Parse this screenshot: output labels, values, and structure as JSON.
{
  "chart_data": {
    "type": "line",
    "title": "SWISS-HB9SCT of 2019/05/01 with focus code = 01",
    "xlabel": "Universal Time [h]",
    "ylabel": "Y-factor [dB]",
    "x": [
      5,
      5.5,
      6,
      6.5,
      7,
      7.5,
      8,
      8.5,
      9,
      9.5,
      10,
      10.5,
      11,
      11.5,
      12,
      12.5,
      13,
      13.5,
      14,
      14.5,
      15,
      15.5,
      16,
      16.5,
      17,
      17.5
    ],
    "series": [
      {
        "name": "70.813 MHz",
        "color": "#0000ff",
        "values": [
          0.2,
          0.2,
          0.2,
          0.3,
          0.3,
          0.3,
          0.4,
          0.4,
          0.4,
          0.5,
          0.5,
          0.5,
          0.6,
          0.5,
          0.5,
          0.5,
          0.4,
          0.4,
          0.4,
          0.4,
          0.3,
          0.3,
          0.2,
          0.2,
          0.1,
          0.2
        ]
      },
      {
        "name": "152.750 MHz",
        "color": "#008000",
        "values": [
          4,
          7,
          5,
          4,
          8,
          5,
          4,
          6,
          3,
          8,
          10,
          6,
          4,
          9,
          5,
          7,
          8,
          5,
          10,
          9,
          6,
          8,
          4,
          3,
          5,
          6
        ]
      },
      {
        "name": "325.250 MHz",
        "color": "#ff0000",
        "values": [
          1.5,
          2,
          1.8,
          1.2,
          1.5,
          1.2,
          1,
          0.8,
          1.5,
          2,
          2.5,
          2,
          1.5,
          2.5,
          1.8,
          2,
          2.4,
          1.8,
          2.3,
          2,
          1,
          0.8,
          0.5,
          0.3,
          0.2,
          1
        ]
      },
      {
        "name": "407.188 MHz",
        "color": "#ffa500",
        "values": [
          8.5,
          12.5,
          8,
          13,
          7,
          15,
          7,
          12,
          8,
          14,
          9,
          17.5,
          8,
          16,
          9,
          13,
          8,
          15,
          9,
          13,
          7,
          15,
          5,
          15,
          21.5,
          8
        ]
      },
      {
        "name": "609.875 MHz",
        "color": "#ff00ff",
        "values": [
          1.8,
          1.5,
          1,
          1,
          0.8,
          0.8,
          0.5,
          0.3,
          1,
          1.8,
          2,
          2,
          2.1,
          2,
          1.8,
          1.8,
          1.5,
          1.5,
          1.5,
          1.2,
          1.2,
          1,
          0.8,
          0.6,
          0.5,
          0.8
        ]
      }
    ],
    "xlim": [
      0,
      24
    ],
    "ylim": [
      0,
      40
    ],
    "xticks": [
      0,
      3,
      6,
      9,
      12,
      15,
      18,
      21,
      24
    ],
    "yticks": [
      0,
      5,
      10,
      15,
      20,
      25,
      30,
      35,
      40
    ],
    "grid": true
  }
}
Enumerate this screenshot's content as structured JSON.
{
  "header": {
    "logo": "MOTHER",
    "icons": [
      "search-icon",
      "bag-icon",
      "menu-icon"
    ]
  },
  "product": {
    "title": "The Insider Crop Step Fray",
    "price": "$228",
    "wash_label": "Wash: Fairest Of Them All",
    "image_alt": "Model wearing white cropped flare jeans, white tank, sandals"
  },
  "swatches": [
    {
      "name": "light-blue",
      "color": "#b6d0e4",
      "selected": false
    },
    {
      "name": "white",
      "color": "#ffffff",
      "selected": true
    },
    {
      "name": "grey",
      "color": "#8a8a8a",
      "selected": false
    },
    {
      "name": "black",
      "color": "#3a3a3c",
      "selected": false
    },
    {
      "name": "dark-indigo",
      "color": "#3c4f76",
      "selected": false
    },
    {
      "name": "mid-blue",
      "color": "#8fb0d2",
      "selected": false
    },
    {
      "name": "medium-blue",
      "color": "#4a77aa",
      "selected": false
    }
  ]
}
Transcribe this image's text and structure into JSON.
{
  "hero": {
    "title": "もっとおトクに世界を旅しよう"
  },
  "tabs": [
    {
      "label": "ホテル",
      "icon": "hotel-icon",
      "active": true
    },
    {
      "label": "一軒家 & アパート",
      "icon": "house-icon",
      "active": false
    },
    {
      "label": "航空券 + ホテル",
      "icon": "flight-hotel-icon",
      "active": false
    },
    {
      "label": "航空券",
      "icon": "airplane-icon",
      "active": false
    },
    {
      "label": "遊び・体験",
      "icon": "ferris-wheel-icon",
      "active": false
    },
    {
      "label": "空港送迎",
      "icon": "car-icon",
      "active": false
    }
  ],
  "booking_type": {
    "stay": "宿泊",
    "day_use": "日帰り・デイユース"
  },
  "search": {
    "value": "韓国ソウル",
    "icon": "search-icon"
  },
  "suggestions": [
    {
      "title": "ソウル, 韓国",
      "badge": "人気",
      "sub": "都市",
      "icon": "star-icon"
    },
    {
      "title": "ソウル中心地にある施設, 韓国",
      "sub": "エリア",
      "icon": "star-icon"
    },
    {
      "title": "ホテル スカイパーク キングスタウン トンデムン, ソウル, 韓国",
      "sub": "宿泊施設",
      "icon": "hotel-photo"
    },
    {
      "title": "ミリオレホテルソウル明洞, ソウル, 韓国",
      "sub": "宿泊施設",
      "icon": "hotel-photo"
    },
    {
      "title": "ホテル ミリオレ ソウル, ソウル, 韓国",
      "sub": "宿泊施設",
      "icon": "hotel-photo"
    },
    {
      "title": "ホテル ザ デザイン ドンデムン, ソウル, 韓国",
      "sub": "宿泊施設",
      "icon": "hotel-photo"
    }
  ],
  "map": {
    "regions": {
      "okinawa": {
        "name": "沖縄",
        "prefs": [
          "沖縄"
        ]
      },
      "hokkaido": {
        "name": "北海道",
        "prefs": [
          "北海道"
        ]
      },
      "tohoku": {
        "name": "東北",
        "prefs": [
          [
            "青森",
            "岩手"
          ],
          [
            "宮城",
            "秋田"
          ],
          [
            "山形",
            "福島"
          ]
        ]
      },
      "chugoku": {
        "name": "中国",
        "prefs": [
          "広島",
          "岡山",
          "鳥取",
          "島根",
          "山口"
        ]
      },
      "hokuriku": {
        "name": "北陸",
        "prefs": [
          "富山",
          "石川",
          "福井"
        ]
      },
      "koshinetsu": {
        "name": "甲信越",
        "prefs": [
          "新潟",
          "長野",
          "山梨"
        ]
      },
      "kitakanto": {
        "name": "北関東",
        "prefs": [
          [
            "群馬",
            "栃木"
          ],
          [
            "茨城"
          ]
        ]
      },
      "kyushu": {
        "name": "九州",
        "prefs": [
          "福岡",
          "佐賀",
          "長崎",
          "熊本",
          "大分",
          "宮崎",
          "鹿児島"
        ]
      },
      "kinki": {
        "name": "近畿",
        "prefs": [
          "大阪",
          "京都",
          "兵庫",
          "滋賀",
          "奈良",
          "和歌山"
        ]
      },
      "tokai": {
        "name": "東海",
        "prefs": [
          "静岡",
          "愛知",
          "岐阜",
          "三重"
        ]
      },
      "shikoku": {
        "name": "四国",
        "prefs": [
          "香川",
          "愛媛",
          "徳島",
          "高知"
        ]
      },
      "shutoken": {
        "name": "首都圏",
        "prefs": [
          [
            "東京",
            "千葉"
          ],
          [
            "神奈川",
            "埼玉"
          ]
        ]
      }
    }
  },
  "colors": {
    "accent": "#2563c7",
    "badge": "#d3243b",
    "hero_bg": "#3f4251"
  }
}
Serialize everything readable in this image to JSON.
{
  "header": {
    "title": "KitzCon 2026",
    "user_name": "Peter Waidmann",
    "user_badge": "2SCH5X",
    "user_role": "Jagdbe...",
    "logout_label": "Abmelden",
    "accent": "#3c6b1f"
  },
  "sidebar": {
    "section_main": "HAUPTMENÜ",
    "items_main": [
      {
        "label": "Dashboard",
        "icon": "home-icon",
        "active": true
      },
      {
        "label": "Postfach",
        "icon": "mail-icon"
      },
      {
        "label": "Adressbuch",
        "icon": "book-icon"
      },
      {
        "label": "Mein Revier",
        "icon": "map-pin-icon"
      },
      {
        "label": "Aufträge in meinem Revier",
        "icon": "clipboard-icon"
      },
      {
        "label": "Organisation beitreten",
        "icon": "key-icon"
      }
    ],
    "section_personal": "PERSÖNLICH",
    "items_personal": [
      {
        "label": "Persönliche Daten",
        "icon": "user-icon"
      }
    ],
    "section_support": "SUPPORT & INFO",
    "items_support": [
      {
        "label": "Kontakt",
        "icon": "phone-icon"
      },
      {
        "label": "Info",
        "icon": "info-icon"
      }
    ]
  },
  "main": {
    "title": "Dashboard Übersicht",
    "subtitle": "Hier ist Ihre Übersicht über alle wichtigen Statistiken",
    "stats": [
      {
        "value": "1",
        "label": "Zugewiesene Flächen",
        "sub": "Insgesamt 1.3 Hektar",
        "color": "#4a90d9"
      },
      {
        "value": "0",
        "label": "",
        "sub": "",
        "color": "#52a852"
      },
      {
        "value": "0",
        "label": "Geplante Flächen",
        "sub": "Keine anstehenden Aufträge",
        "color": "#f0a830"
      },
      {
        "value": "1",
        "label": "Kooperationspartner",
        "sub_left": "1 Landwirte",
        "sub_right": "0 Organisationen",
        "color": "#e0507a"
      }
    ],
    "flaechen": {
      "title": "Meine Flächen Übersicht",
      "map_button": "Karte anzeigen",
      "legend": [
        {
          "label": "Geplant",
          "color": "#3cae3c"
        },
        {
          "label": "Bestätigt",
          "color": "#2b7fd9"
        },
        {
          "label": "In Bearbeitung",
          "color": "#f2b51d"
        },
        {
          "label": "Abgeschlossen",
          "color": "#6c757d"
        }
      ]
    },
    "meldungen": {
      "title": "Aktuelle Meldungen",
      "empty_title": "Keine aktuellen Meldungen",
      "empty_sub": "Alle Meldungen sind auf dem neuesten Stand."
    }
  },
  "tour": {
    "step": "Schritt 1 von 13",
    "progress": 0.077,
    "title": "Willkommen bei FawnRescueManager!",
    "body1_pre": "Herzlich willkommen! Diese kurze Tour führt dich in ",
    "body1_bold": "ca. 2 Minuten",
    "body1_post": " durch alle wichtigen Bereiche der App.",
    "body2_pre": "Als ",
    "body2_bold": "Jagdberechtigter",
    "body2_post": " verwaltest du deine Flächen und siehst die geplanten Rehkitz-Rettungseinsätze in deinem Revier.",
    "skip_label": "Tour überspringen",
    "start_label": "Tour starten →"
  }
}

++++++++++++++++++++

- Written exercise
Gather each line holding the string "screenshot".

- Reply to the exercise
Parse this screenshot: output labels, values, and structure as JSON.
Enumerate this screenshot's content as structured JSON.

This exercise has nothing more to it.